REQUIRED WORK | Filter for the word "Depressions" and keep each matching line.

╭─ INPUT DATA

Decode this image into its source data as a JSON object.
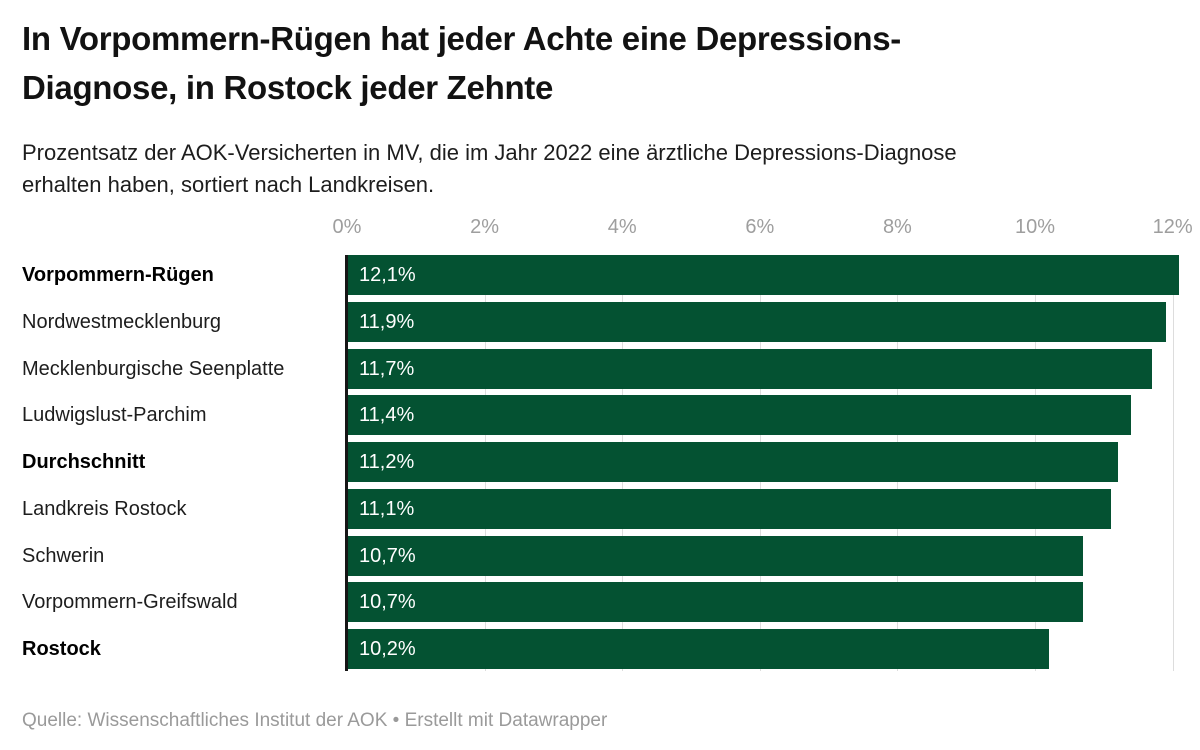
{
  "header": {
    "title_lines": [
      "In Vorpommern-Rügen hat jeder Achte eine Depressions-",
      "Diagnose, in Rostock jeder Zehnte"
    ],
    "subtitle_lines": [
      "Prozentsatz der AOK-Versicherten in MV, die im Jahr 2022 eine ärztliche Depressions-Diagnose",
      "erhalten haben, sortiert nach Landkreisen."
    ]
  },
  "chart_data": {
    "type": "bar",
    "orientation": "horizontal",
    "title": "In Vorpommern-Rügen hat jeder Achte eine Depressions-Diagnose, in Rostock jeder Zehnte",
    "subtitle": "Prozentsatz der AOK-Versicherten in MV, die im Jahr 2022 eine ärztliche Depressions-Diagnose erhalten haben, sortiert nach Landkreisen.",
    "categories": [
      "Vorpommern-Rügen",
      "Nordwestmecklenburg",
      "Mecklenburgische Seenplatte",
      "Ludwigslust-Parchim",
      "Durchschnitt",
      "Landkreis Rostock",
      "Schwerin",
      "Vorpommern-Greifswald",
      "Rostock"
    ],
    "values": [
      12.1,
      11.9,
      11.7,
      11.4,
      11.2,
      11.1,
      10.7,
      10.7,
      10.2
    ],
    "value_labels": [
      "12,1%",
      "11,9%",
      "11,7%",
      "11,4%",
      "11,2%",
      "11,1%",
      "10,7%",
      "10,7%",
      "10,2%"
    ],
    "emphasized": [
      true,
      false,
      false,
      false,
      true,
      false,
      false,
      false,
      true
    ],
    "x_ticks": [
      "0%",
      "2%",
      "4%",
      "6%",
      "8%",
      "10%",
      "12%"
    ],
    "x_tick_values": [
      0,
      2,
      4,
      6,
      8,
      10,
      12
    ],
    "xlim": [
      0,
      12.1
    ],
    "unit": "%",
    "grid": true,
    "value_labels_inside_bar": true,
    "colors": {
      "bar": "#045232",
      "bar_value_text": "#ffffff",
      "axis_line": "#161616",
      "gridline": "#dddddd",
      "tick_text": "#9e9e9e"
    }
  },
  "footer": {
    "source_line": "Quelle: Wissenschaftliches Institut der AOK • Erstellt mit Datawrapper"
  }
}
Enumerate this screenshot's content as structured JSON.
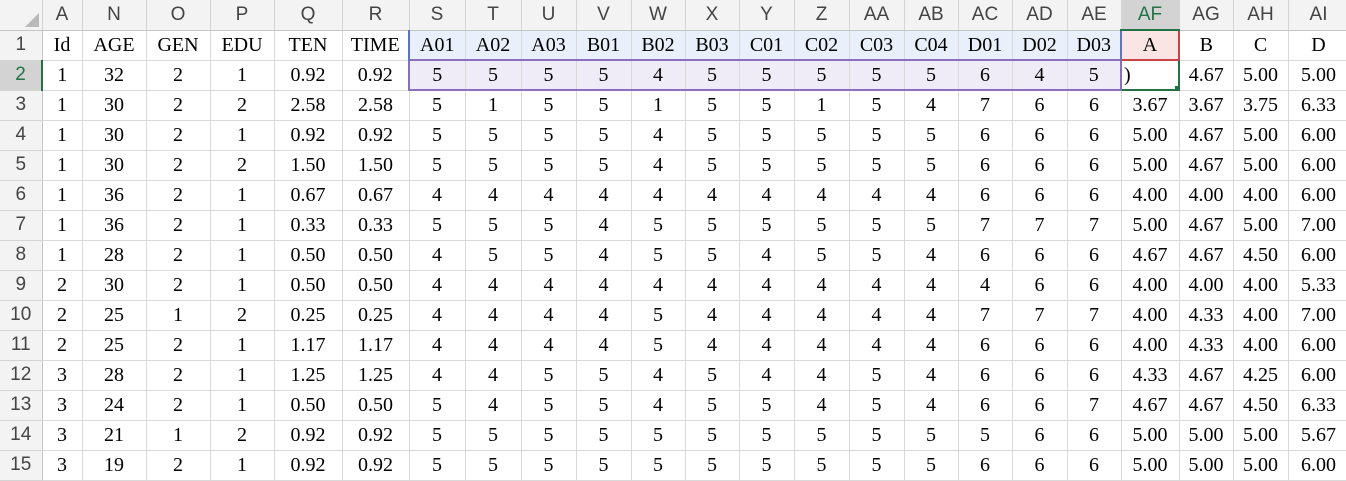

╰─

RESULT |
      "In Vorpommern-Rügen hat jeder Achte eine Depressions-",
      "Prozentsatz der AOK-Versicherten in MV, die im Jahr 2022 eine ärztliche Depressions-Diagnose",
    "title": "In Vorpommern-Rügen hat jeder Achte eine Depressions-Diagnose, in Rostock jeder Zehnte",
    "subtitle": "Prozentsatz der AOK-Versicherten in MV, die im Jahr 2022 eine ärztliche Depressions-Diagnose erhalten haben, sortiert nach Landkreisen.",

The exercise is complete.